━━ Data
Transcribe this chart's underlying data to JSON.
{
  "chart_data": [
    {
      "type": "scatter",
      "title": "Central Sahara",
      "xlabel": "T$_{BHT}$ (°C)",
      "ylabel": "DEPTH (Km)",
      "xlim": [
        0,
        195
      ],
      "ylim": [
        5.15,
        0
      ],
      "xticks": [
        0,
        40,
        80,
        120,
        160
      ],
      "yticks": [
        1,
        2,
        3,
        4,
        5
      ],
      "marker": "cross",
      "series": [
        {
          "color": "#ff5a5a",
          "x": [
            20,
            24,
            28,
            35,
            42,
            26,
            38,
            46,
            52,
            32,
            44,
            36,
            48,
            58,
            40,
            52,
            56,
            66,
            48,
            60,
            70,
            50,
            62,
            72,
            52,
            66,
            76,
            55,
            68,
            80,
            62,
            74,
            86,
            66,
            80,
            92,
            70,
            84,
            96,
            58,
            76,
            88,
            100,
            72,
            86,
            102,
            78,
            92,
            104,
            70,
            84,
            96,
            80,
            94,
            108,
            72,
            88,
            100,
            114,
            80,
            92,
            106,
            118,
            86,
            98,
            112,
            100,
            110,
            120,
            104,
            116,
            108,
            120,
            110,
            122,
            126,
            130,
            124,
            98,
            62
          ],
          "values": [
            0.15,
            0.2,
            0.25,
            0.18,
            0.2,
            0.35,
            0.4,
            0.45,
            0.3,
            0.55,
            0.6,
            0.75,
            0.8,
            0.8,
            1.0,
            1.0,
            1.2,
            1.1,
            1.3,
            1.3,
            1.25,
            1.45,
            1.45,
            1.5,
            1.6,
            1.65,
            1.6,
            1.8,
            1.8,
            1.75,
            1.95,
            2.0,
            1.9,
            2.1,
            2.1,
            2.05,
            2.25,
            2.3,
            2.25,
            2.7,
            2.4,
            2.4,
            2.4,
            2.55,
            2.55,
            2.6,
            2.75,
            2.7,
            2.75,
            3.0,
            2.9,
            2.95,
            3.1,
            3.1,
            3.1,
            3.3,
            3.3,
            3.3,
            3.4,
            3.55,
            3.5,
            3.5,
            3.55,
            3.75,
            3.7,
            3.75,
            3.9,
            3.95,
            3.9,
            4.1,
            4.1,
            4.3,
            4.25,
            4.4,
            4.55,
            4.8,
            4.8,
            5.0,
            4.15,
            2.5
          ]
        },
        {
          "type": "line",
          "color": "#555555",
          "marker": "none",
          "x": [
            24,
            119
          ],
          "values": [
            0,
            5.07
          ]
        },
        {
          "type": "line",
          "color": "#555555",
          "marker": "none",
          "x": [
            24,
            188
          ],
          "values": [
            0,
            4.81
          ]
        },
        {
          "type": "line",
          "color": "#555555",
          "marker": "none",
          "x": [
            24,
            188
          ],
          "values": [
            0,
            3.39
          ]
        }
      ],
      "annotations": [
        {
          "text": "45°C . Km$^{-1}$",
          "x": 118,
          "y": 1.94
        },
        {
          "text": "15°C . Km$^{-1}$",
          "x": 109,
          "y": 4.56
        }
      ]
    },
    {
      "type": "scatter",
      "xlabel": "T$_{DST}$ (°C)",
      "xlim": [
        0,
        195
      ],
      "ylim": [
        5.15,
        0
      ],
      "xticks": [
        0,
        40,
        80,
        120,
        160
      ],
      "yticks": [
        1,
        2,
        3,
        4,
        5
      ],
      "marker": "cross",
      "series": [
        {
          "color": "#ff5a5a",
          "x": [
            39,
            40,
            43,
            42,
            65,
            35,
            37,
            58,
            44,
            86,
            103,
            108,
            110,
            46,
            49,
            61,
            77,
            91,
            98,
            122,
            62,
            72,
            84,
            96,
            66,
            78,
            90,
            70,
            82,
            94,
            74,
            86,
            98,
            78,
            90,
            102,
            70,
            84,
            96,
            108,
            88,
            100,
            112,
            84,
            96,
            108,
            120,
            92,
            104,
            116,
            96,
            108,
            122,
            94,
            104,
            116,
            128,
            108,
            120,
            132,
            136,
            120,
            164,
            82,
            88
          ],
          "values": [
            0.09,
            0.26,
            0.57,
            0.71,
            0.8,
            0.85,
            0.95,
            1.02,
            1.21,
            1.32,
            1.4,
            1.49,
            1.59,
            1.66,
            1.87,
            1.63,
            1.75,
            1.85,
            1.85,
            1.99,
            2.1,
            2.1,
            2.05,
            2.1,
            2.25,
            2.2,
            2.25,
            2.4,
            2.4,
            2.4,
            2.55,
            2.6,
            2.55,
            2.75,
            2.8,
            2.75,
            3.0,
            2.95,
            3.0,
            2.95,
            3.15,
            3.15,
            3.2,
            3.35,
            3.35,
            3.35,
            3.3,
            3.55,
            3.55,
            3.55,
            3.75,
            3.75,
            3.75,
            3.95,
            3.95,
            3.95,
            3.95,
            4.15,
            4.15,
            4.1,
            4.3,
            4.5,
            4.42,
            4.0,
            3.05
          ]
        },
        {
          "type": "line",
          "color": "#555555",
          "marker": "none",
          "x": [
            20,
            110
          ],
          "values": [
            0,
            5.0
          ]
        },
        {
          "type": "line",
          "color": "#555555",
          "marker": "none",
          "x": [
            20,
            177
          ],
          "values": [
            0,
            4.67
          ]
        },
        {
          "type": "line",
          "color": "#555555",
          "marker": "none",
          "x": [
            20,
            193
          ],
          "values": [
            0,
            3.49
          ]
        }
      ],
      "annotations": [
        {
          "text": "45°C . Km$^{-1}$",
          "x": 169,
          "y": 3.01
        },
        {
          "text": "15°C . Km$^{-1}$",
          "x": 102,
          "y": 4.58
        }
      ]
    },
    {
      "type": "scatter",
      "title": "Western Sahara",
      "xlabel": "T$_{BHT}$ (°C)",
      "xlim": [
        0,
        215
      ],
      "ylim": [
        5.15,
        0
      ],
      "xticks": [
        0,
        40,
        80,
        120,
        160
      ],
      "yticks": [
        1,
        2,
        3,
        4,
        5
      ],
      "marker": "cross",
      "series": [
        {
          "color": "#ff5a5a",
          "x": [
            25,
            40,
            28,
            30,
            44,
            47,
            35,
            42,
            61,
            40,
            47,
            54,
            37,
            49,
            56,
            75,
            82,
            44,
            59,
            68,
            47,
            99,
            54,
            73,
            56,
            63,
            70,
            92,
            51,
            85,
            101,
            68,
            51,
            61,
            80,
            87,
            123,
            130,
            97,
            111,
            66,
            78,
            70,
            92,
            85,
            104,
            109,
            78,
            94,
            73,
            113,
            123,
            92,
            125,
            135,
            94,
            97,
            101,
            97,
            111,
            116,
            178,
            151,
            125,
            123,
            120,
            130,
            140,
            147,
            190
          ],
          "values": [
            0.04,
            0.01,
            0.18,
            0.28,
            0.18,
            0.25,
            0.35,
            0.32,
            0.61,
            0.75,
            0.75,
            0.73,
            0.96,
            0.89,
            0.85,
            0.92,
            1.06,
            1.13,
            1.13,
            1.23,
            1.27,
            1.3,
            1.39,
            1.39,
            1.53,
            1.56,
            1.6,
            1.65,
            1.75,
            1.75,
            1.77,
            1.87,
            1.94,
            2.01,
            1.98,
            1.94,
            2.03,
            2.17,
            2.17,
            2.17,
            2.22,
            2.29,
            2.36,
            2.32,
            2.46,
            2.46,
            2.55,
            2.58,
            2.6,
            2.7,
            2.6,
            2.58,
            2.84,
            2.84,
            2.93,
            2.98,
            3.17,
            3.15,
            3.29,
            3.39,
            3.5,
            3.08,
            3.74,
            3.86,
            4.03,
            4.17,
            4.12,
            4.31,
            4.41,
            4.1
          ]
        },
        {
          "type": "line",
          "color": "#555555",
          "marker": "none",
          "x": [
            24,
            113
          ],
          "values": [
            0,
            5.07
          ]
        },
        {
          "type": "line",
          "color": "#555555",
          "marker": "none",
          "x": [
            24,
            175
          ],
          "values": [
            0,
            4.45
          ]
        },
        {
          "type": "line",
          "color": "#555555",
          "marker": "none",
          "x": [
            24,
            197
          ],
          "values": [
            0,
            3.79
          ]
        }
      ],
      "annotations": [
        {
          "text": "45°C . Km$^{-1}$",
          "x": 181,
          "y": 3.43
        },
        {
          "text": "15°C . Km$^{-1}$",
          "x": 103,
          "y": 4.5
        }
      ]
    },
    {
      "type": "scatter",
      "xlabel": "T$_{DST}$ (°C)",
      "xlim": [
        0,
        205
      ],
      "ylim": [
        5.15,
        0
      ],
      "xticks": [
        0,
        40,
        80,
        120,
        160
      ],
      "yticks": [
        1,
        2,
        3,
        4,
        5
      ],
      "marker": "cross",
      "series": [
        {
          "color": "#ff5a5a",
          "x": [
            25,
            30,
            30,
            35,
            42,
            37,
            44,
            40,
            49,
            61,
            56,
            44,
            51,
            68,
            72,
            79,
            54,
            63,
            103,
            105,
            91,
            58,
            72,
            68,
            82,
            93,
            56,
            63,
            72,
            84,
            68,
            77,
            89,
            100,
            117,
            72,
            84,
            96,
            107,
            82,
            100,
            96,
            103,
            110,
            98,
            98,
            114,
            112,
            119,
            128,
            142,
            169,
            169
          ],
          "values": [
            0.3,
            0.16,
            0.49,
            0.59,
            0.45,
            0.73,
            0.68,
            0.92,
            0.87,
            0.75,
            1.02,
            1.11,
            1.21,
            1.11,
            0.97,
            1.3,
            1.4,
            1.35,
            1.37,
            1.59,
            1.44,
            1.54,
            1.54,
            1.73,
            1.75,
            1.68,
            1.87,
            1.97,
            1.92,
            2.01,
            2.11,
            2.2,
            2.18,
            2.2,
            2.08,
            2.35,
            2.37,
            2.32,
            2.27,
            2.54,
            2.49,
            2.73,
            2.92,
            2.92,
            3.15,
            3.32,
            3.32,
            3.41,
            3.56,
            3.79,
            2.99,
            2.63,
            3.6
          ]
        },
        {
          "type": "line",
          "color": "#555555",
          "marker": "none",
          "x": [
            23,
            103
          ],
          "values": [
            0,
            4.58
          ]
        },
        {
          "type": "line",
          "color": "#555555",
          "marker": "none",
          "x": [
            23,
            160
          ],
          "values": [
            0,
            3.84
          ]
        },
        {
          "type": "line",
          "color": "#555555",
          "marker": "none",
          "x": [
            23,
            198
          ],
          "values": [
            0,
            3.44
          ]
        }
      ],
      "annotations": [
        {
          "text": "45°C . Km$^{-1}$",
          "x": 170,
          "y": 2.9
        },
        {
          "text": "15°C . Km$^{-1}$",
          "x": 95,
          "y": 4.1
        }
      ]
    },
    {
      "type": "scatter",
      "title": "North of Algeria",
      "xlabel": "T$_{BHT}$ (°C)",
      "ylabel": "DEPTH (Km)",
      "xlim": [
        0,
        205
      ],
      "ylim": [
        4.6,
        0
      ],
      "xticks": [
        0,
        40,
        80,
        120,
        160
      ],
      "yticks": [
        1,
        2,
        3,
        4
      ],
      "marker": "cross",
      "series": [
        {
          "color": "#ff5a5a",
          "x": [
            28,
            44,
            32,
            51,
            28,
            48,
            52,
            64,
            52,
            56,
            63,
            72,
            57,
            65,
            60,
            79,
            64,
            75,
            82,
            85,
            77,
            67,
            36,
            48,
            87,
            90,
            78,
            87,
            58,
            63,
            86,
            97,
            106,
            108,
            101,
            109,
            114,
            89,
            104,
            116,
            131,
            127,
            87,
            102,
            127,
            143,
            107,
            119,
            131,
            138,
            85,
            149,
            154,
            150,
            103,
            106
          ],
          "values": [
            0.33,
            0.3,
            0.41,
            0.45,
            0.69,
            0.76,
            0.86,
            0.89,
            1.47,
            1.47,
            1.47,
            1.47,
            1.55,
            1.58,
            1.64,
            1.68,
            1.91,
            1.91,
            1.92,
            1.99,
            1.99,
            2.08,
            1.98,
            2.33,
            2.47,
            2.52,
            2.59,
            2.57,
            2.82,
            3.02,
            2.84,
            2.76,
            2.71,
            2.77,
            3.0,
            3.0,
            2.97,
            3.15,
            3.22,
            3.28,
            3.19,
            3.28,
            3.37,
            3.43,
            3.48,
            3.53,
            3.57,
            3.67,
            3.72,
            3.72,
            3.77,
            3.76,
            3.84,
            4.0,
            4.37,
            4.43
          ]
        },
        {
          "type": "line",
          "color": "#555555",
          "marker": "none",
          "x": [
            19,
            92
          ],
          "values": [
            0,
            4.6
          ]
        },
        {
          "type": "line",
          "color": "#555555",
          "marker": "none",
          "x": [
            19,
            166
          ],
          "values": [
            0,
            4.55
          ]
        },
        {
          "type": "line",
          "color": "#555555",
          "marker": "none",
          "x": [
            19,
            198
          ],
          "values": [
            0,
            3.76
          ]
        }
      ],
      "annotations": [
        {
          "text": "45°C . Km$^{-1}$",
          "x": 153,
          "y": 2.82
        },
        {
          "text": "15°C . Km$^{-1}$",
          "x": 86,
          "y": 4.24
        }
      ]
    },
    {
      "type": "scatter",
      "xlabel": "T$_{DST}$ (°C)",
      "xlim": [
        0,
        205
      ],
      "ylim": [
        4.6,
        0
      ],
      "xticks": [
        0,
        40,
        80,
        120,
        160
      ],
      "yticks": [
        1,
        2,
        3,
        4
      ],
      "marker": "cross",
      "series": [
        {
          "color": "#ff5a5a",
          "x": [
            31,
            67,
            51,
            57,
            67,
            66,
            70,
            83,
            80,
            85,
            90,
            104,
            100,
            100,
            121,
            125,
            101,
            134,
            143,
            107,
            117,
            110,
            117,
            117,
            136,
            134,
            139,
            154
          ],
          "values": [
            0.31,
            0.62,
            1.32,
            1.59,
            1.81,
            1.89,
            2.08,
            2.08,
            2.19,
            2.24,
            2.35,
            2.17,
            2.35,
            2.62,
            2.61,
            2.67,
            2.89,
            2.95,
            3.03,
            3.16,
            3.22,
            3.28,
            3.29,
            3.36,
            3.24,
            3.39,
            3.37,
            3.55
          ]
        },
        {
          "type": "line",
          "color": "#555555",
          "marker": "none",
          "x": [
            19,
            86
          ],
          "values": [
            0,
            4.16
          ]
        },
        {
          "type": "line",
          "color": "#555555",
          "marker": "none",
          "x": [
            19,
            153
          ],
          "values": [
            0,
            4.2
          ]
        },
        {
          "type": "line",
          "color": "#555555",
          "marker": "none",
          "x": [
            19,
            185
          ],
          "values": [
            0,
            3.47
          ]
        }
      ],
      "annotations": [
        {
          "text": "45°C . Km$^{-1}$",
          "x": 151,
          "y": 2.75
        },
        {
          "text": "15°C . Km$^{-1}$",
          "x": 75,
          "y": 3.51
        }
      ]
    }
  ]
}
━━━━
> Exercise requirements
Take every line that includes the string "title" and copy it.

> Solution for this task
      "title": "Central Sahara",
      "title": "Western Sahara",
      "title": "North of Algeria",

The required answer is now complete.